* START *

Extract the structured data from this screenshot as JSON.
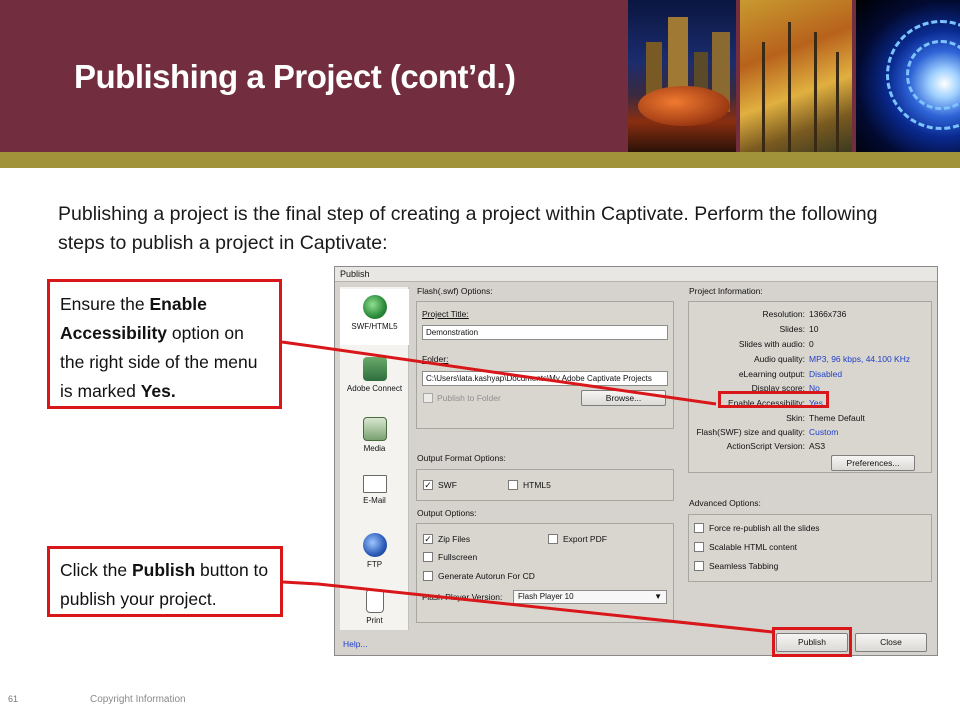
{
  "header": {
    "title": "Publishing a Project (cont’d.)",
    "colors": {
      "banner": "#722e3e",
      "band": "#a1933a",
      "callout_border": "#d9171a"
    }
  },
  "intro_text": "Publishing a project is the final step of creating a project within Captivate. Perform the following steps to publish a project in Captivate:",
  "callout_accessibility": {
    "part1": "Ensure the ",
    "bold1": "Enable Accessibility",
    "part2": " option on the right side of the menu is marked ",
    "bold2": "Yes."
  },
  "callout_publish": {
    "part1": "Click the ",
    "bold1": "Publish",
    "part2": " button to publish your project."
  },
  "dialog": {
    "title": "Publish",
    "sidebar": [
      {
        "label": "SWF/HTML5",
        "icon": "globe-icon"
      },
      {
        "label": "Adobe Connect",
        "icon": "adobe-connect-icon"
      },
      {
        "label": "Media",
        "icon": "media-icon"
      },
      {
        "label": "E-Mail",
        "icon": "email-icon"
      },
      {
        "label": "FTP",
        "icon": "ftp-icon"
      },
      {
        "label": "Print",
        "icon": "print-icon"
      }
    ],
    "flash_options": {
      "heading": "Flash(.swf) Options:",
      "project_title_label": "Project Title:",
      "project_title_value": "Demonstration",
      "folder_label": "Folder:",
      "folder_value": "C:\\Users\\lata.kashyap\\Documents\\My Adobe Captivate Projects",
      "publish_to_folder": "Publish to Folder",
      "browse": "Browse..."
    },
    "output_format": {
      "heading": "Output Format Options:",
      "swf": "SWF",
      "html5": "HTML5"
    },
    "output_options": {
      "heading": "Output Options:",
      "zip": "Zip Files",
      "export_pdf": "Export PDF",
      "fullscreen": "Fullscreen",
      "autorun": "Generate Autorun For CD",
      "flash_version_label": "Flash Player Version:",
      "flash_version_value": "Flash Player 10"
    },
    "project_info": {
      "heading": "Project Information:",
      "rows": [
        {
          "key": "Resolution:",
          "value": "1366x736",
          "link": false
        },
        {
          "key": "Slides:",
          "value": "10",
          "link": false
        },
        {
          "key": "Slides with audio:",
          "value": "0",
          "link": false
        },
        {
          "key": "Audio quality:",
          "value": "MP3, 96 kbps, 44.100 KHz",
          "link": true
        },
        {
          "key": "eLearning output:",
          "value": "Disabled",
          "link": true
        },
        {
          "key": "Display score:",
          "value": "No",
          "link": true
        },
        {
          "key": "Enable Accessibility:",
          "value": "Yes",
          "link": true
        },
        {
          "key": "Skin:",
          "value": "Theme Default",
          "link": false
        },
        {
          "key": "Flash(SWF) size and quality:",
          "value": "Custom",
          "link": true
        },
        {
          "key": "ActionScript Version:",
          "value": "AS3",
          "link": false
        }
      ],
      "preferences": "Preferences..."
    },
    "advanced": {
      "heading": "Advanced Options:",
      "items": [
        "Force re-publish all the slides",
        "Scalable HTML content",
        "Seamless Tabbing"
      ]
    },
    "help": "Help...",
    "publish": "Publish",
    "close": "Close"
  },
  "footer": {
    "slide_number": "61",
    "copyright": "Copyright Information"
  }
}
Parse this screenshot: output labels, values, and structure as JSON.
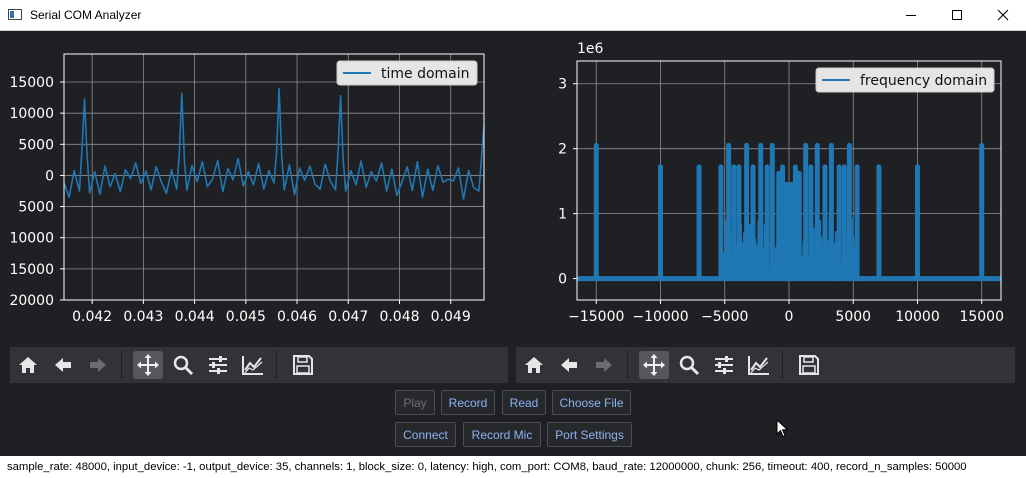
{
  "window": {
    "title": "Serial COM Analyzer",
    "controls": [
      "minimize-icon",
      "maximize-icon",
      "close-icon"
    ]
  },
  "plots": [
    {
      "chart_data": {
        "type": "line",
        "legend": "time domain",
        "legend_position": "top-right",
        "grid": true,
        "xlim": [
          0.04145,
          0.04965
        ],
        "ylim": [
          -20000,
          19500
        ],
        "x_ticks": [
          0.042,
          0.043,
          0.044,
          0.045,
          0.046,
          0.047,
          0.048,
          0.049
        ],
        "x_tick_labels": [
          "0.042",
          "0.043",
          "0.044",
          "0.045",
          "0.046",
          "0.047",
          "0.048",
          "0.049"
        ],
        "y_ticks": [
          15000,
          10000,
          5000,
          0,
          -5000,
          -10000,
          -15000,
          -20000
        ],
        "y_tick_labels": [
          "15000",
          "10000",
          "5000",
          "0",
          "5000",
          "10000",
          "15000",
          "20000"
        ],
        "series_color": "#1f77b4",
        "series": [
          {
            "name": "time domain",
            "x": [
              0.04145,
              0.04155,
              0.04165,
              0.04175,
              0.0418,
              0.04185,
              0.0419,
              0.04195,
              0.04205,
              0.04215,
              0.04225,
              0.04235,
              0.04245,
              0.04255,
              0.04265,
              0.04275,
              0.04285,
              0.04295,
              0.04305,
              0.04315,
              0.04325,
              0.04335,
              0.04345,
              0.04355,
              0.04365,
              0.0437,
              0.04375,
              0.0438,
              0.04385,
              0.04395,
              0.04405,
              0.04415,
              0.04425,
              0.04435,
              0.04445,
              0.04455,
              0.04465,
              0.04475,
              0.04485,
              0.04495,
              0.04505,
              0.04515,
              0.04525,
              0.04535,
              0.04545,
              0.04555,
              0.0456,
              0.04565,
              0.0457,
              0.04575,
              0.04585,
              0.04595,
              0.04605,
              0.04615,
              0.04625,
              0.04635,
              0.04645,
              0.04655,
              0.04665,
              0.04675,
              0.0468,
              0.04685,
              0.0469,
              0.04695,
              0.04705,
              0.04715,
              0.04725,
              0.04735,
              0.04745,
              0.04755,
              0.04765,
              0.04775,
              0.04785,
              0.04795,
              0.04805,
              0.04815,
              0.04825,
              0.04835,
              0.04845,
              0.04855,
              0.04865,
              0.04875,
              0.04885,
              0.04895,
              0.04905,
              0.04915,
              0.04925,
              0.04935,
              0.04945,
              0.04955,
              0.04965
            ],
            "values": [
              -1200,
              -3500,
              800,
              -2500,
              4000,
              12300,
              3500,
              -2800,
              600,
              -3000,
              1500,
              -1800,
              300,
              -2600,
              900,
              -500,
              2000,
              -1300,
              700,
              -2300,
              1400,
              -1000,
              -2900,
              900,
              -2200,
              3200,
              13200,
              2500,
              -2400,
              1600,
              -1000,
              2200,
              -1800,
              -600,
              2400,
              -2600,
              1100,
              -700,
              2700,
              -1700,
              600,
              -1500,
              1900,
              -2200,
              800,
              -1200,
              3800,
              14000,
              3100,
              -2300,
              1700,
              -3100,
              1200,
              -800,
              1500,
              -1400,
              -2200,
              1800,
              -900,
              -2300,
              3500,
              12800,
              2700,
              -2500,
              800,
              -1500,
              2300,
              -1900,
              600,
              -900,
              2000,
              -2500,
              1000,
              -3200,
              -1000,
              1400,
              -2400,
              2200,
              -3500,
              1000,
              -2400,
              1600,
              -1100,
              -600,
              -900,
              1200,
              -3800,
              800,
              -2000,
              -2500,
              8000
            ]
          }
        ]
      }
    },
    {
      "chart_data": {
        "type": "line",
        "legend": "frequency domain",
        "legend_position": "top-right",
        "grid": true,
        "scale_label": "1e6",
        "xlim": [
          -16500,
          16500
        ],
        "ylim": [
          -0.33,
          3.35
        ],
        "x_ticks": [
          -15000,
          -10000,
          -5000,
          0,
          5000,
          10000,
          15000
        ],
        "x_tick_labels": [
          "−15000",
          "−10000",
          "−5000",
          "0",
          "5000",
          "10000",
          "15000"
        ],
        "y_ticks": [
          0,
          1,
          2,
          3
        ],
        "y_tick_labels": [
          "0",
          "1",
          "2",
          "3"
        ],
        "series_color": "#1f77b4",
        "series": [
          {
            "name": "frequency domain",
            "spikes": [
              {
                "x": -15000,
                "value": 2.05
              },
              {
                "x": -10000,
                "value": 1.72
              },
              {
                "x": -7000,
                "value": 1.72
              },
              {
                "x": -5300,
                "value": 1.72
              },
              {
                "x": -4700,
                "value": 2.05
              },
              {
                "x": -4300,
                "value": 1.72
              },
              {
                "x": -3900,
                "value": 1.72
              },
              {
                "x": -3300,
                "value": 2.05
              },
              {
                "x": -2800,
                "value": 1.72
              },
              {
                "x": -2200,
                "value": 2.05
              },
              {
                "x": -1700,
                "value": 1.72
              },
              {
                "x": -1300,
                "value": 2.05
              },
              {
                "x": -800,
                "value": 1.62
              },
              {
                "x": -500,
                "value": 1.72
              },
              {
                "x": -200,
                "value": 1.45
              },
              {
                "x": 200,
                "value": 1.45
              },
              {
                "x": 500,
                "value": 1.72
              },
              {
                "x": 800,
                "value": 1.62
              },
              {
                "x": 1300,
                "value": 2.05
              },
              {
                "x": 1700,
                "value": 1.72
              },
              {
                "x": 2200,
                "value": 2.05
              },
              {
                "x": 2800,
                "value": 1.72
              },
              {
                "x": 3300,
                "value": 2.05
              },
              {
                "x": 3900,
                "value": 1.72
              },
              {
                "x": 4300,
                "value": 1.72
              },
              {
                "x": 4700,
                "value": 2.05
              },
              {
                "x": 5300,
                "value": 1.72
              },
              {
                "x": 7000,
                "value": 1.72
              },
              {
                "x": 10000,
                "value": 1.72
              },
              {
                "x": 15000,
                "value": 2.05
              }
            ],
            "noise_band": [
              -5300,
              5300
            ]
          }
        ]
      }
    }
  ],
  "toolbars": [
    {
      "icons": [
        "home-icon",
        "back-arrow-icon",
        "forward-arrow-icon",
        "pan-icon",
        "zoom-icon",
        "configure-subplots-icon",
        "edit-axis-icon",
        "save-icon"
      ],
      "active": "pan-icon"
    },
    {
      "icons": [
        "home-icon",
        "back-arrow-icon",
        "forward-arrow-icon",
        "pan-icon",
        "zoom-icon",
        "configure-subplots-icon",
        "edit-axis-icon",
        "save-icon"
      ],
      "active": "pan-icon"
    }
  ],
  "buttons": {
    "play": "Play",
    "record": "Record",
    "read": "Read",
    "choose_file": "Choose File",
    "connect": "Connect",
    "record_mic": "Record Mic",
    "port_settings": "Port Settings"
  },
  "status": "sample_rate: 48000, input_device: -1, output_device: 35, channels: 1, block_size: 0, latency: high, com_port: COM8, baud_rate: 12000000, chunk: 256, timeout: 400, record_n_samples: 50000",
  "colors": {
    "window_bg": "#1f2023",
    "axes_bg": "#1f2023",
    "series": "#1f77b4",
    "grid": "#b0b0b0",
    "button_text": "#8ab4f0",
    "disabled_text": "#6b6e74",
    "toolbar_bg": "#323338"
  }
}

* END *

Exercise objective: Show every line from the entries above in which the word "screenshot" appears.

Output below:
Extract the structured data from this screenshot as JSON.
Parse this screenshot: output labels, values, and structure as JSON.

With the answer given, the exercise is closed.